> _TASK DESCRIPTION_
Extract every line of the listing below that contains the string "month", treating uppercase and lowercase letters as distinct.

> _RECORDS TO USE_
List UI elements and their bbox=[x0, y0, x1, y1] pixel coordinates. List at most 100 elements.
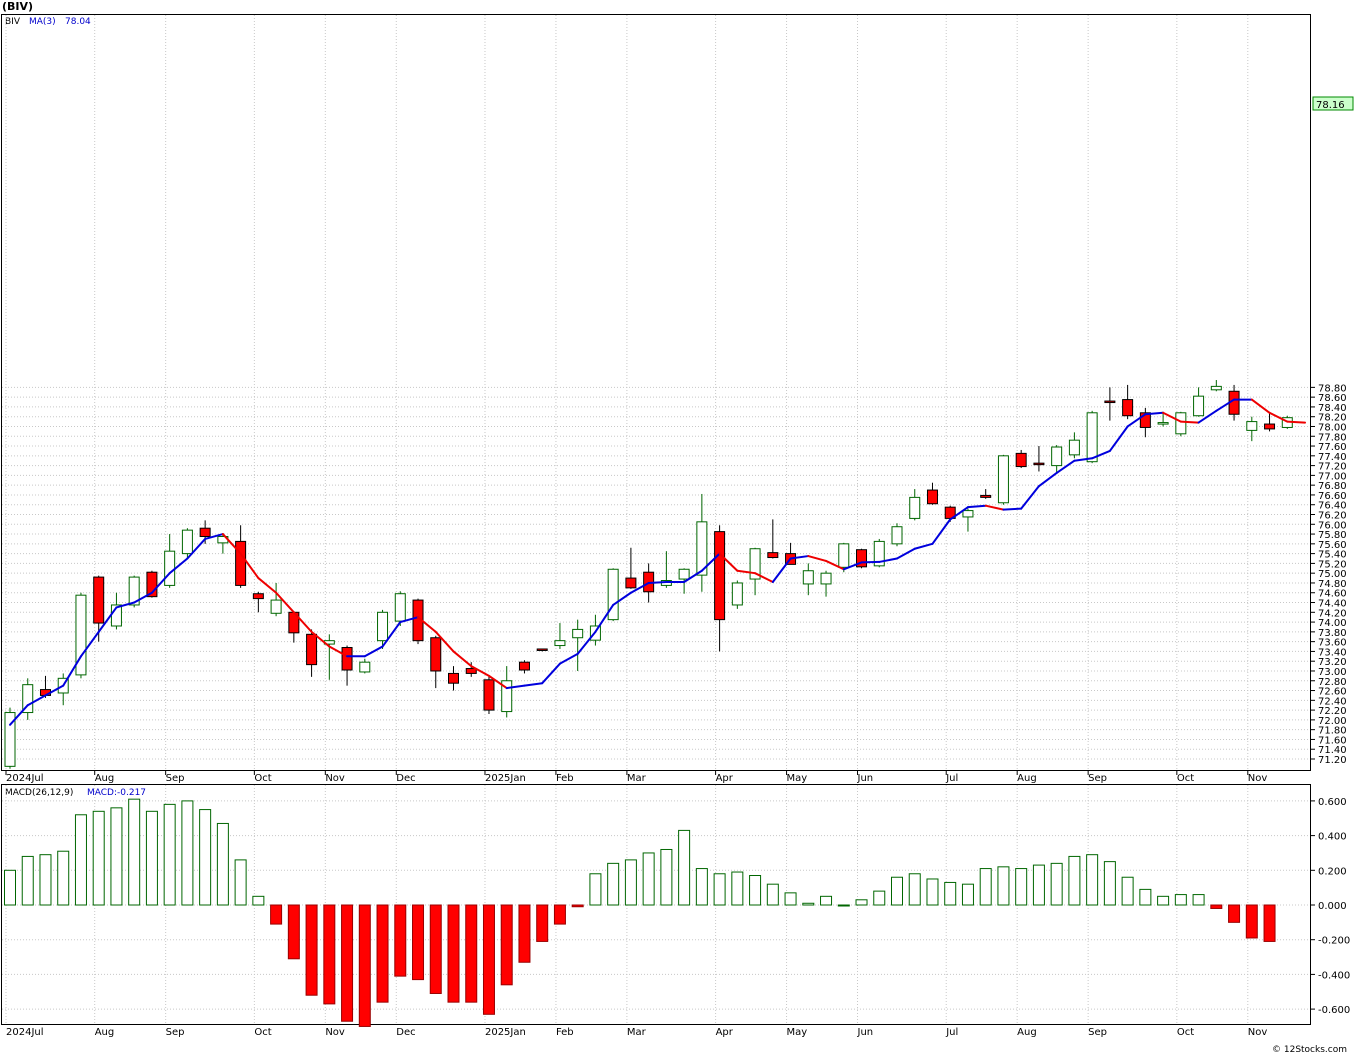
macd-bar bbox=[216, 822, 229, 906]
price-tick-label: 76.00 bbox=[1318, 520, 1347, 531]
candle-body bbox=[235, 540, 247, 586]
macd-bar bbox=[997, 866, 1010, 906]
month-label: Apr bbox=[716, 773, 734, 784]
macd-bar bbox=[57, 850, 70, 906]
macd-bar bbox=[873, 890, 886, 906]
candle-body bbox=[4, 712, 16, 767]
candle bbox=[980, 489, 992, 499]
candle bbox=[572, 619, 584, 671]
ma-value-label: 78.04 bbox=[65, 17, 91, 27]
ma3-line-segment bbox=[1162, 411, 1182, 423]
macd-bar bbox=[128, 798, 141, 906]
ma3-line-segment bbox=[1197, 409, 1218, 424]
macd-bar bbox=[1245, 904, 1258, 939]
macd-bar bbox=[784, 892, 797, 906]
candle bbox=[926, 482, 938, 505]
month-label: Mar bbox=[627, 773, 647, 784]
month-label: Feb bbox=[556, 1027, 574, 1038]
ma3-line-segment bbox=[896, 547, 916, 560]
candle bbox=[518, 660, 530, 674]
candle-body bbox=[465, 668, 477, 674]
price-tick-label: 73.80 bbox=[1318, 628, 1347, 639]
price-tick-label: 72.80 bbox=[1318, 677, 1347, 688]
candle bbox=[359, 658, 371, 674]
ma3-line-segment bbox=[878, 557, 898, 563]
ma3-line-segment bbox=[1286, 420, 1307, 424]
macd-bar bbox=[287, 904, 300, 960]
macd-bar bbox=[110, 807, 123, 906]
ma3-line-segment bbox=[576, 630, 597, 655]
ma-label: MA(3) bbox=[29, 17, 56, 27]
month-label: May bbox=[787, 773, 808, 784]
candle bbox=[1193, 387, 1205, 417]
last-price-label: 78.16 bbox=[1316, 100, 1345, 111]
macd-bar bbox=[234, 859, 247, 906]
candle bbox=[749, 547, 761, 596]
candle bbox=[501, 666, 513, 718]
price-tick-label: 76.80 bbox=[1318, 481, 1347, 492]
macd-bar bbox=[1157, 895, 1170, 906]
candle-body bbox=[430, 637, 442, 672]
candle-body bbox=[696, 521, 708, 576]
candle-body bbox=[306, 633, 318, 666]
month-label: 2025Jan bbox=[485, 773, 526, 784]
price-tick-label: 73.20 bbox=[1318, 657, 1347, 668]
macd-bar bbox=[1210, 904, 1223, 909]
macd-bar bbox=[163, 803, 176, 906]
month-label: Nov bbox=[1248, 773, 1268, 784]
candle bbox=[1068, 432, 1080, 459]
month-label: Jul bbox=[945, 1027, 958, 1038]
candle-body bbox=[1246, 421, 1258, 431]
candle-body bbox=[1033, 462, 1045, 466]
macd-bar bbox=[536, 904, 549, 942]
macd-bar bbox=[571, 904, 584, 908]
ma3-line-segment bbox=[1037, 471, 1058, 488]
candle-body bbox=[1104, 400, 1116, 404]
price-tick-label: 75.60 bbox=[1318, 540, 1347, 551]
candle bbox=[1051, 445, 1063, 473]
ma3-line-segment bbox=[168, 557, 189, 575]
candle bbox=[962, 508, 974, 532]
ma3-line-segment bbox=[44, 684, 65, 697]
ma3-line-segment bbox=[399, 616, 420, 624]
candle bbox=[377, 609, 389, 649]
price-tick-label: 75.20 bbox=[1318, 559, 1347, 570]
price-tick-label: 75.80 bbox=[1318, 530, 1347, 541]
ma3-line-segment bbox=[381, 621, 402, 648]
ma3-line-segment bbox=[612, 591, 632, 606]
price-tick-label: 71.60 bbox=[1318, 735, 1347, 746]
month-label: Jul bbox=[945, 773, 958, 784]
candle bbox=[714, 525, 726, 652]
month-label: Jun bbox=[857, 773, 874, 784]
ma3-line-segment bbox=[221, 533, 242, 555]
ma3-line-segment bbox=[470, 665, 490, 677]
macd-bar bbox=[394, 904, 407, 977]
price-tick-label: 71.20 bbox=[1318, 755, 1347, 766]
candle-body bbox=[341, 647, 353, 671]
ma3-line-segment bbox=[1002, 507, 1023, 511]
candle-body bbox=[962, 510, 974, 518]
ma3-line-segment bbox=[115, 601, 136, 609]
price-tick-label: 78.00 bbox=[1318, 422, 1347, 433]
macd-bar bbox=[1263, 904, 1276, 942]
macd-bar bbox=[323, 904, 336, 1005]
price-tick-label: 76.40 bbox=[1318, 501, 1347, 512]
macd-bar bbox=[678, 829, 691, 906]
candle-body bbox=[820, 572, 832, 585]
ma3-line-segment bbox=[825, 559, 845, 571]
ma3-line-segment bbox=[523, 682, 544, 687]
macd-bar bbox=[660, 848, 673, 906]
price-tick-label: 72.60 bbox=[1318, 687, 1347, 698]
macd-bar bbox=[39, 854, 52, 906]
candle bbox=[731, 580, 743, 609]
ma3-line-segment bbox=[1179, 420, 1200, 424]
month-label: Sep bbox=[166, 1027, 185, 1038]
ma3-line-segment bbox=[310, 630, 331, 648]
candle bbox=[1033, 446, 1045, 472]
price-tick-label: 71.80 bbox=[1318, 726, 1347, 737]
candle-body bbox=[625, 577, 637, 589]
month-label: Sep bbox=[166, 773, 185, 784]
candle bbox=[856, 548, 868, 569]
macd-bar bbox=[270, 904, 283, 925]
candle bbox=[838, 542, 850, 573]
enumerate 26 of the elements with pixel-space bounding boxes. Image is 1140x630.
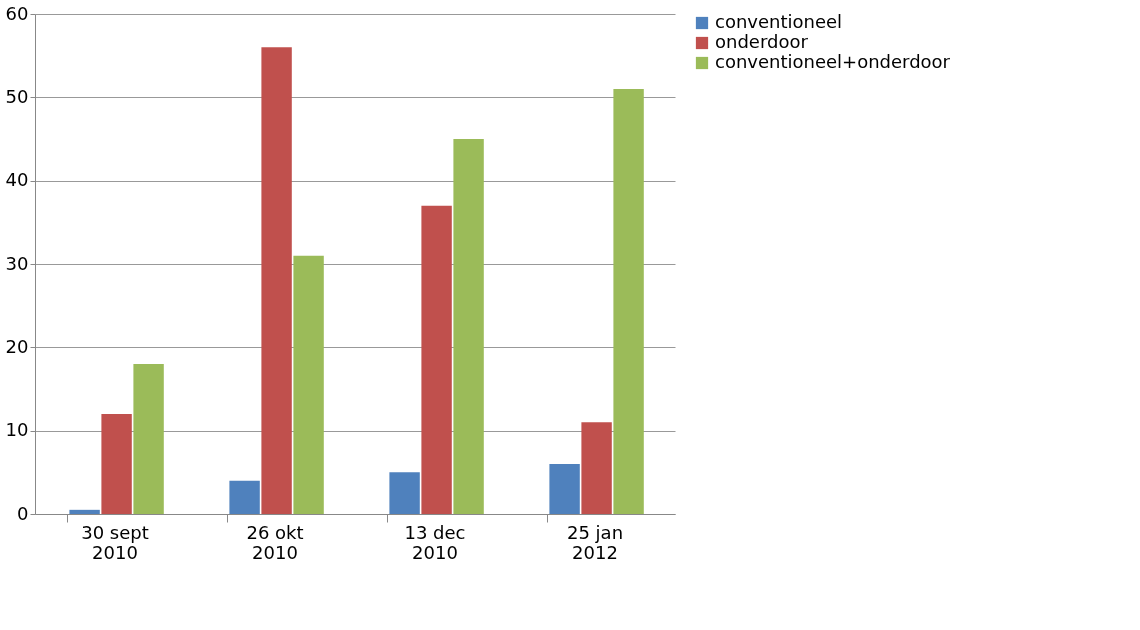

> _SOLUTION_
month-label: Apr bbox=[716, 773, 734, 784]
month-label: Mar bbox=[627, 773, 647, 784]
month-label: Feb bbox=[556, 1027, 574, 1038]
month-label: May bbox=[787, 773, 808, 784]
month-label: 2025Jan bbox=[485, 773, 526, 784]
month-label: Nov bbox=[1248, 773, 1268, 784]
month-label: Jul bbox=[945, 1027, 958, 1038]
month-label: Jul bbox=[945, 773, 958, 784]
month-label: Jun bbox=[857, 773, 874, 784]
month-label: Sep bbox=[166, 1027, 185, 1038]
month-label: Sep bbox=[166, 773, 185, 784]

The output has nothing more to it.